┌──

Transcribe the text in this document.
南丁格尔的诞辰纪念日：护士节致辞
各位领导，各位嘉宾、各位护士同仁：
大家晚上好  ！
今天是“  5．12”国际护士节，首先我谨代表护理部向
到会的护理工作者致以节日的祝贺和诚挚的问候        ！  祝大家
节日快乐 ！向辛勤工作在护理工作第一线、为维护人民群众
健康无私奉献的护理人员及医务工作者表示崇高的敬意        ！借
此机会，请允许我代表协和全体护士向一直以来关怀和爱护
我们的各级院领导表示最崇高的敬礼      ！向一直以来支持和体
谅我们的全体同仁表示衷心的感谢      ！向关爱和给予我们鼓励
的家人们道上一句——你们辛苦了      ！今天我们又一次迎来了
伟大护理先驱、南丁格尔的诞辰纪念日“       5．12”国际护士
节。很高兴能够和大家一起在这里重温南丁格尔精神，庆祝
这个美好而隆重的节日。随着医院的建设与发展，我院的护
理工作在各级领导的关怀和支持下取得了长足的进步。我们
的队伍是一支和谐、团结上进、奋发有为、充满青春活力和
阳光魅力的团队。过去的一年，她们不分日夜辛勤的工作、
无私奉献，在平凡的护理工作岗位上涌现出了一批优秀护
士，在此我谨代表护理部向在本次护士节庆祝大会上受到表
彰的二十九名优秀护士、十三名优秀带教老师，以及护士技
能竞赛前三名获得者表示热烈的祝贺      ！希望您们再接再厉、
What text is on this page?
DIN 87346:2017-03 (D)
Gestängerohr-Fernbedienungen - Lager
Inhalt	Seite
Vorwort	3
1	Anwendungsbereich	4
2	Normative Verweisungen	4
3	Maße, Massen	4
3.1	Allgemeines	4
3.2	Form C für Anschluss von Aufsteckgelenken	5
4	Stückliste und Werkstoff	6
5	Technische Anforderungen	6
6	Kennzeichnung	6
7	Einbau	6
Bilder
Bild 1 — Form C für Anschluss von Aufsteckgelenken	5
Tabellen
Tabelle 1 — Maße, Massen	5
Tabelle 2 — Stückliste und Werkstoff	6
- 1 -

└──

PROBLEM TO SOLVE: Identify the lines in the records above that contain the word "南丁格尔的诞辰纪念日", then state how many there are and nothing more.

RESPONSE TO THIS EXERCISE: 2